[Data items]
......

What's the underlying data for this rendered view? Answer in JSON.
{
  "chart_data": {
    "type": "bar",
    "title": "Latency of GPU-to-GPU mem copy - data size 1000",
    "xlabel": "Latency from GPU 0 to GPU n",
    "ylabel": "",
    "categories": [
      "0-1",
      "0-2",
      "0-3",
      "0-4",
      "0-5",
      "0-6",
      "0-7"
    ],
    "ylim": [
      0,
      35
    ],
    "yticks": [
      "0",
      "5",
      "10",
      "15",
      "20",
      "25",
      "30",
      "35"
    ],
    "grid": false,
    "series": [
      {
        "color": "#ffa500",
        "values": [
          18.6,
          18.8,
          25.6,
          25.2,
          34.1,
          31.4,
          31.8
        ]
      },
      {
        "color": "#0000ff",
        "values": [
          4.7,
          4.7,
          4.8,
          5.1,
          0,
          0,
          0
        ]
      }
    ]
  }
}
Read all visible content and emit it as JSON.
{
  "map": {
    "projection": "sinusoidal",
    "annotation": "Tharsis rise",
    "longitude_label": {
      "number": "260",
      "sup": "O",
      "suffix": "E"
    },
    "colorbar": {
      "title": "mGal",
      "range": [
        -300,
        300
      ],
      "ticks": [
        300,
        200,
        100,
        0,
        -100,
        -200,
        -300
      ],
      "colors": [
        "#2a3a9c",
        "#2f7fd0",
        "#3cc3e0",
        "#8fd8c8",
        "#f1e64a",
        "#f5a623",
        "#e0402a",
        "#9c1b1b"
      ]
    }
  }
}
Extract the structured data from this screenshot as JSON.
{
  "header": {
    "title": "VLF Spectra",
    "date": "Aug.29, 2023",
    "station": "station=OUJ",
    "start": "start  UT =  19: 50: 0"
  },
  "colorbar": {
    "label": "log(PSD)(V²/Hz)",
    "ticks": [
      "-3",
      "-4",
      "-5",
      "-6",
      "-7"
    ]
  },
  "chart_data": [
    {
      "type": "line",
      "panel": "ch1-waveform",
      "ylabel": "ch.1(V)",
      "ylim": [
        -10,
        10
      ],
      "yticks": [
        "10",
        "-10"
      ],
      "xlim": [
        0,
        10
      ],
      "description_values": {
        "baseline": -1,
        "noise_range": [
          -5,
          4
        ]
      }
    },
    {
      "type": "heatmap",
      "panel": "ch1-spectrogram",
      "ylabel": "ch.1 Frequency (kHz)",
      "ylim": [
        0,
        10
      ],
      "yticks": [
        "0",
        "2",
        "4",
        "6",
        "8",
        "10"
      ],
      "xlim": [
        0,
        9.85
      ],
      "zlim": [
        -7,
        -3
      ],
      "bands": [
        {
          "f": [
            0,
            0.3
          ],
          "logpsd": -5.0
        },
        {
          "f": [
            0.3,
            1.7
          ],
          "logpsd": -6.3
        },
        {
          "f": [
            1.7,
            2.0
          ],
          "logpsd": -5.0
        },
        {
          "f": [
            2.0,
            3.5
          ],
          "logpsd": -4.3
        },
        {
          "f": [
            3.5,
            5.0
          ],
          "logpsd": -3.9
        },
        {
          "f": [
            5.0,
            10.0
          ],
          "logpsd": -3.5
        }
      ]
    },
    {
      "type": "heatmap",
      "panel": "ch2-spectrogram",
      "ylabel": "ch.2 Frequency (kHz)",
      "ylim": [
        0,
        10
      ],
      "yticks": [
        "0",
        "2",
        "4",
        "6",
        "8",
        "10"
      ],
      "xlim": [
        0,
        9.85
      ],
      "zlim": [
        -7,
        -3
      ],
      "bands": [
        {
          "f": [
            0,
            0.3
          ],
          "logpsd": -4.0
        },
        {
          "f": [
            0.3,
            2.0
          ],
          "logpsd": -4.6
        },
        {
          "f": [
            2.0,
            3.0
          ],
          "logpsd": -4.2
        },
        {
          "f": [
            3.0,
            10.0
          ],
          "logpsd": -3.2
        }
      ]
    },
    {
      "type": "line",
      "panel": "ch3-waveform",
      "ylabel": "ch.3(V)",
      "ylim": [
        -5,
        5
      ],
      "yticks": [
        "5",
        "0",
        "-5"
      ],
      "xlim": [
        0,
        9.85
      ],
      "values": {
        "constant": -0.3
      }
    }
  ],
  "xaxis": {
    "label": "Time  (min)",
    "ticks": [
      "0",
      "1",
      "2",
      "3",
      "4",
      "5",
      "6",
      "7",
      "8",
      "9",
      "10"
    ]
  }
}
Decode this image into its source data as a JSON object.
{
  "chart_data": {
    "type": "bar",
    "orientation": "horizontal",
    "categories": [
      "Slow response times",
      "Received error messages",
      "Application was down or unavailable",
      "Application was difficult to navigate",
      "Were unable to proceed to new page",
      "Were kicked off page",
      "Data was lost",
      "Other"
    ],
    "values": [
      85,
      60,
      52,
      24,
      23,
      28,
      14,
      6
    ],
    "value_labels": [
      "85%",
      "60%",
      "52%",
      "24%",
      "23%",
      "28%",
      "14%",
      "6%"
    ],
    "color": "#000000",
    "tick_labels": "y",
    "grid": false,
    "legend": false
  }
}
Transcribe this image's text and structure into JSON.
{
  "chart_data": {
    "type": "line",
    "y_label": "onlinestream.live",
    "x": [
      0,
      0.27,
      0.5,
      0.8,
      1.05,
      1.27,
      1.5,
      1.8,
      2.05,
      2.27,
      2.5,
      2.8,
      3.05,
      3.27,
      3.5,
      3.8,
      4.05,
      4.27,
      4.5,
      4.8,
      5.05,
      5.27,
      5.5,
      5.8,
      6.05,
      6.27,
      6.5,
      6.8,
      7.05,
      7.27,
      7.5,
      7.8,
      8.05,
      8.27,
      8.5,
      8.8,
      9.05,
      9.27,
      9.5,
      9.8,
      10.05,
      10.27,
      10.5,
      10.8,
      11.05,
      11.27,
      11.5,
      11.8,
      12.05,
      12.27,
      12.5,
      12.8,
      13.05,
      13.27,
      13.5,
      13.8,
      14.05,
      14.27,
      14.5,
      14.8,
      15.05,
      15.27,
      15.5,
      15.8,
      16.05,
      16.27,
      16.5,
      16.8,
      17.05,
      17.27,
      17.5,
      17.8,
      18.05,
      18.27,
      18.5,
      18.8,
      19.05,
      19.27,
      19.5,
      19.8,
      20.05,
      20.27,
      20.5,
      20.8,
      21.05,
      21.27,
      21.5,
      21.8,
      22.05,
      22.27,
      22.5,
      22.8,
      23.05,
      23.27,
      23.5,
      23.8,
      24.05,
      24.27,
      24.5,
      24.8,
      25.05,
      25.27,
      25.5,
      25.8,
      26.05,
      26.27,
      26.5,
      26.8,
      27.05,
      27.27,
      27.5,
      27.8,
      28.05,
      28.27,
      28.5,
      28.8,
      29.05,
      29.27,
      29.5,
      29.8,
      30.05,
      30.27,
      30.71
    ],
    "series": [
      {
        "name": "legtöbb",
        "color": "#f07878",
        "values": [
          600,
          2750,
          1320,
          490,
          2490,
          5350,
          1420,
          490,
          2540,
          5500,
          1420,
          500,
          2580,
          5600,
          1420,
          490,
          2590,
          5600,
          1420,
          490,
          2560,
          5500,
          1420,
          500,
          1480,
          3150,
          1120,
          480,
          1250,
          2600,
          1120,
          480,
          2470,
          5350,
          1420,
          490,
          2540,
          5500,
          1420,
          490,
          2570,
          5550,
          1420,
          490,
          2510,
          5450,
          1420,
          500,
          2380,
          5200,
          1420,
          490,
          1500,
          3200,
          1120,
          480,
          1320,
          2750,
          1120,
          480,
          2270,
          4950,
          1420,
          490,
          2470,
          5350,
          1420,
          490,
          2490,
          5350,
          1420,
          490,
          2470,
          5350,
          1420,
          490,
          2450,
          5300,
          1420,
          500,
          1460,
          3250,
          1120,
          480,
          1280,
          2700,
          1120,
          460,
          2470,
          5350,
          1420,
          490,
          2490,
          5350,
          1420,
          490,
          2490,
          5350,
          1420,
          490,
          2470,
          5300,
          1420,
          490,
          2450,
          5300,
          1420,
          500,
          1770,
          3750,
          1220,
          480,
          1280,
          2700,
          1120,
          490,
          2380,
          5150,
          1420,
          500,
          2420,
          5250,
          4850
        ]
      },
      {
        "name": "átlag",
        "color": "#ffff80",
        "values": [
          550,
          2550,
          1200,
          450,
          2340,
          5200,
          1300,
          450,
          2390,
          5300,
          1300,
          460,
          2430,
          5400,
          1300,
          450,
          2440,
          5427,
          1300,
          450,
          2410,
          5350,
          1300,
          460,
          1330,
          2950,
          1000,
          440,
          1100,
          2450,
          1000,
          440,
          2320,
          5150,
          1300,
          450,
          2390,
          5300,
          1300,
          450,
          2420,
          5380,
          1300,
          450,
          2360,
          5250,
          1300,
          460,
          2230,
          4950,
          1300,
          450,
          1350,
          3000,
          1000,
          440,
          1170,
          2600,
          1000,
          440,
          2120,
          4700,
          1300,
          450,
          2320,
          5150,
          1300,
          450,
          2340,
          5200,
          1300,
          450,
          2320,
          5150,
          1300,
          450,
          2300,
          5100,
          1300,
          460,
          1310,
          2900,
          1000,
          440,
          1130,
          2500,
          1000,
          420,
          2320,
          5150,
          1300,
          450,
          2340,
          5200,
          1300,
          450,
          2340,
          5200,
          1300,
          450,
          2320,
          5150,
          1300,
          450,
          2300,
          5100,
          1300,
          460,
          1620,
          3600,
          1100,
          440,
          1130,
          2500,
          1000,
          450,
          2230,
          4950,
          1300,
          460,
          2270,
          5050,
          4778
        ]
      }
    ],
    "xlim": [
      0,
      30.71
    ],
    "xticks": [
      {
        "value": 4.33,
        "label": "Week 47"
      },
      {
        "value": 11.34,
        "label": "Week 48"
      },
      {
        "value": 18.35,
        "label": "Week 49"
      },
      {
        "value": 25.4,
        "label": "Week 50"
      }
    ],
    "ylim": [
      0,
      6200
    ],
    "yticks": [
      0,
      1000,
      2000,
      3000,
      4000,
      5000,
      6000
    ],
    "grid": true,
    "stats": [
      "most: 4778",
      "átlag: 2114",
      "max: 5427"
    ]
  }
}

......

EXERCISE
Copy down every line of the entries containing the word "into".

EXERCISE SOLUTION
Decode this image into its source data as a JSON object.
Transcribe this image's text and structure into JSON.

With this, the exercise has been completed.